## Items from a data source
-.-.-

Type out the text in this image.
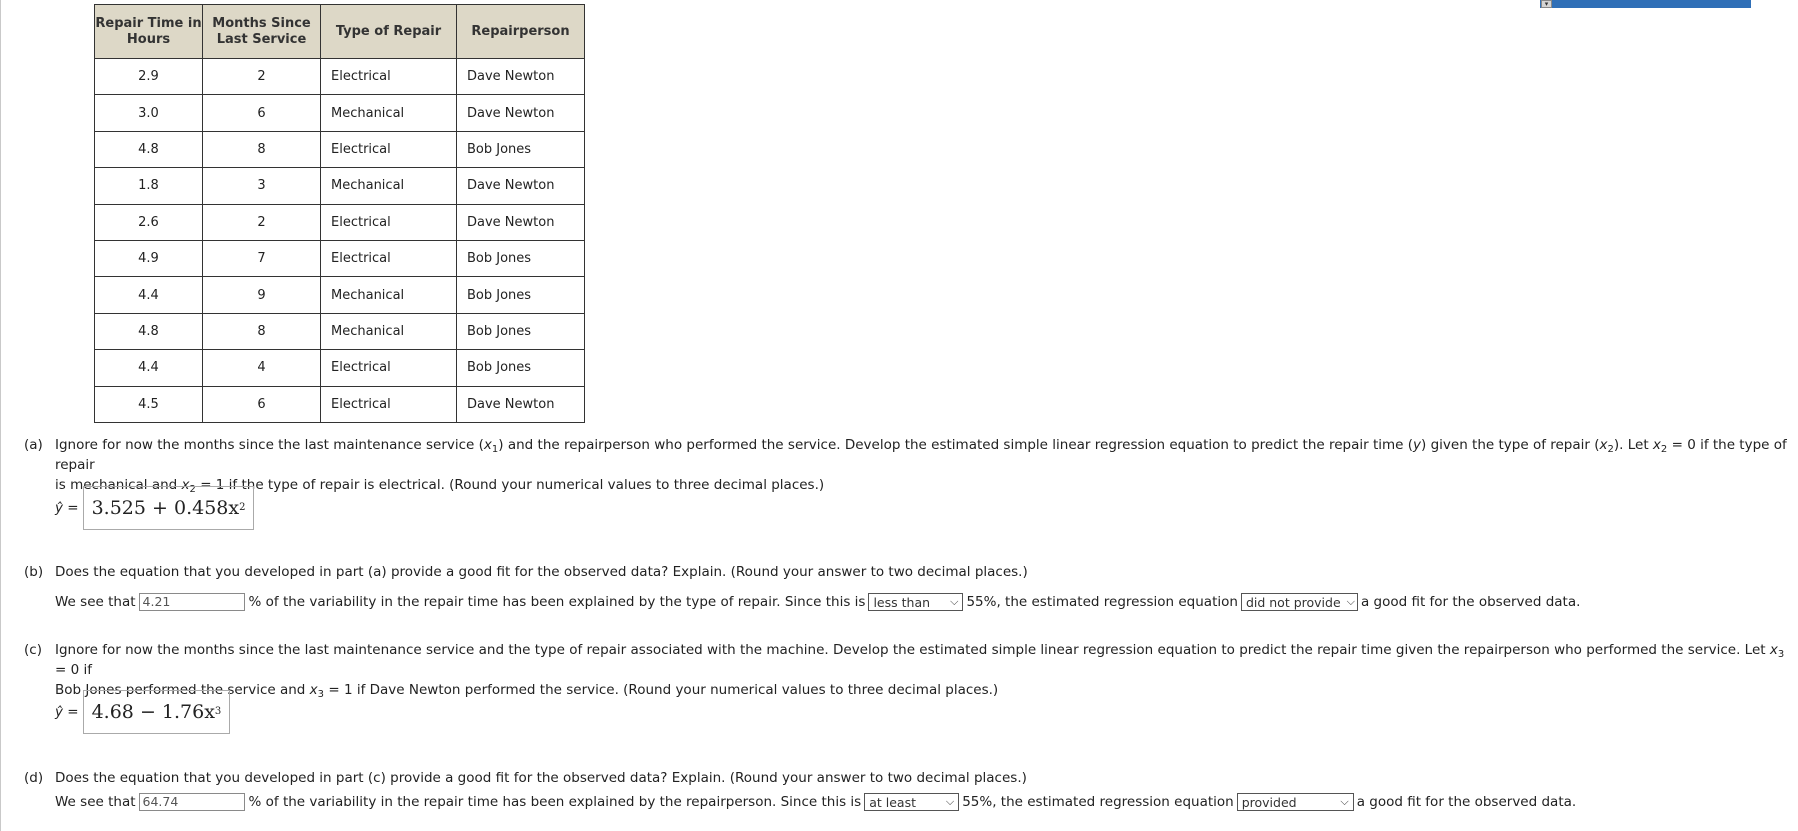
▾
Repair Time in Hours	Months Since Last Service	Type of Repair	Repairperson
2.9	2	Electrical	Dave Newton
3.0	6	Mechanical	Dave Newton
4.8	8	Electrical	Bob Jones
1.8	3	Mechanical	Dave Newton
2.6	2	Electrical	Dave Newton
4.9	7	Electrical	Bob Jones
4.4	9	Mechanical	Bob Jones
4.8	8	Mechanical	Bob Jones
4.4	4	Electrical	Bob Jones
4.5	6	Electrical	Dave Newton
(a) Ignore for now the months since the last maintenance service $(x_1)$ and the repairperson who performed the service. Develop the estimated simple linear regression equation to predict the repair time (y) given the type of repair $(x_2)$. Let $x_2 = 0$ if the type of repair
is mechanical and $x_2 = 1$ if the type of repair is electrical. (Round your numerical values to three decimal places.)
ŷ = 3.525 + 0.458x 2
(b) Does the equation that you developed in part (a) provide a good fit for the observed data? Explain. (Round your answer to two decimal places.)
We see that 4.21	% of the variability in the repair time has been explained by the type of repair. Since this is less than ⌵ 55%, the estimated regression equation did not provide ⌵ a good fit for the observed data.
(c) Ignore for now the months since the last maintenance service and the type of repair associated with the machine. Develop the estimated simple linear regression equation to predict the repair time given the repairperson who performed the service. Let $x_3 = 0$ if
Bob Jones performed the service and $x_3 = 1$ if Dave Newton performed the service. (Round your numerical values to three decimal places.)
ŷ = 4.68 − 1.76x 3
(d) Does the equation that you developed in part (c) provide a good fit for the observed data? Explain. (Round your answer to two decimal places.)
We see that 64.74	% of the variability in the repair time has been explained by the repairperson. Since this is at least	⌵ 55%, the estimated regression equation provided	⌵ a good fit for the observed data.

-.-.-

## WHAT THE EXERCISE ASKS
Write out all the entries exactly, except for the pictures.

## TASK SOLUTION
Type out the text in this image.
▾
Repair Time in Hours	Months Since Last Service	Type of Repair	Repairperson
2.9	2	Electrical	Dave Newton
3.0	6	Mechanical	Dave Newton
4.8	8	Electrical	Bob Jones
1.8	3	Mechanical	Dave Newton
2.6	2	Electrical	Dave Newton
4.9	7	Electrical	Bob Jones
4.4	9	Mechanical	Bob Jones
4.8	8	Mechanical	Bob Jones
4.4	4	Electrical	Bob Jones
4.5	6	Electrical	Dave Newton
(a) Ignore for now the months since the last maintenance service $(x_1)$ and the repairperson who performed the service. Develop the estimated simple linear regression equation to predict the repair time (y) given the type of repair $(x_2)$. Let $x_2 = 0$ if the type of repair
is mechanical and $x_2 = 1$ if the type of repair is electrical. (Round your numerical values to three decimal places.)
ŷ = 3.525 + 0.458x 2
(b) Does the equation that you developed in part (a) provide a good fit for the observed data? Explain. (Round your answer to two decimal places.)
We see that 4.21	% of the variability in the repair time has been explained by the type of repair. Since this is less than ⌵ 55%, the estimated regression equation did not provide ⌵ a good fit for the observed data.
(c) Ignore for now the months since the last maintenance service and the type of repair associated with the machine. Develop the estimated simple linear regression equation to predict the repair time given the repairperson who performed the service. Let $x_3 = 0$ if
Bob Jones performed the service and $x_3 = 1$ if Dave Newton performed the service. (Round your numerical values to three decimal places.)
ŷ = 4.68 − 1.76x 3
(d) Does the equation that you developed in part (c) provide a good fit for the observed data? Explain. (Round your answer to two decimal places.)
We see that 64.74	% of the variability in the repair time has been explained by the repairperson. Since this is at least	⌵ 55%, the estimated regression equation provided	⌵ a good fit for the observed data.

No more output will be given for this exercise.